▶ _Required task_: Look through the listing for the word "справочно". Copy each line that has it.

======== Given data

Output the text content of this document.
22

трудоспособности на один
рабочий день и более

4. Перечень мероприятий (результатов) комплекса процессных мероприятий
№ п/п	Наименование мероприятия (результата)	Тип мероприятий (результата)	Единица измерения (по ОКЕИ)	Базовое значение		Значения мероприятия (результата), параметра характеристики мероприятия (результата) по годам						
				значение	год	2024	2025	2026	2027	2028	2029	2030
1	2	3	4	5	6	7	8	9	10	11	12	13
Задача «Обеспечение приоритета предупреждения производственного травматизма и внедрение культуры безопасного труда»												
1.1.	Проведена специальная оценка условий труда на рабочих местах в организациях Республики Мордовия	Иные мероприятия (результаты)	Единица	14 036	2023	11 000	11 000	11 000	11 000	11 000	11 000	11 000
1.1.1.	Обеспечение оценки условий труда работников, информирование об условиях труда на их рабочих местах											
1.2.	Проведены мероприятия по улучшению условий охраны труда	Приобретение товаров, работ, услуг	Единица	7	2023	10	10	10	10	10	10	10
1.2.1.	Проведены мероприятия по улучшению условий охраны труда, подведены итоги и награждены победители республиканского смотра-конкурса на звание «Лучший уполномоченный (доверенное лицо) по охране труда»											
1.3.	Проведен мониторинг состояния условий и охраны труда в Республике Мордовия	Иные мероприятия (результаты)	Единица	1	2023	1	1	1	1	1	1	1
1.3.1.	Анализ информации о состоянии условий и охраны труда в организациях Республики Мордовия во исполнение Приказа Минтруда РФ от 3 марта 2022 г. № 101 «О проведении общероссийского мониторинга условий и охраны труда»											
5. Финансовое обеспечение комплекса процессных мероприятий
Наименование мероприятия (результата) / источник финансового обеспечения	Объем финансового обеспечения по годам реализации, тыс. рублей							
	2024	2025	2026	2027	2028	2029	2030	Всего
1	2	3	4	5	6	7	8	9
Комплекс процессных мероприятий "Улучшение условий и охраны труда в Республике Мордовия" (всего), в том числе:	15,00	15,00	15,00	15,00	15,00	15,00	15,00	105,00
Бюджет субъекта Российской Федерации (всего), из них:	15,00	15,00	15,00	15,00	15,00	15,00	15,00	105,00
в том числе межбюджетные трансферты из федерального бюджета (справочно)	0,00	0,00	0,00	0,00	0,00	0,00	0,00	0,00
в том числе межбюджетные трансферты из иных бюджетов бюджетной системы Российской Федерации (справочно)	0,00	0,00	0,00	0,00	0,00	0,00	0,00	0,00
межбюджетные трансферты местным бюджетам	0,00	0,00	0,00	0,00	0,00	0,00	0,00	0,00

================

▶ _Written reply_:
в том числе межбюджетные трансферты из федерального бюджета (справочно)	0,00	0,00	0,00	0,00	0,00	0,00	0,00	0,00
в том числе межбюджетные трансферты из иных бюджетов бюджетной системы Российской Федерации (справочно)	0,00	0,00	0,00	0,00	0,00	0,00	0,00	0,00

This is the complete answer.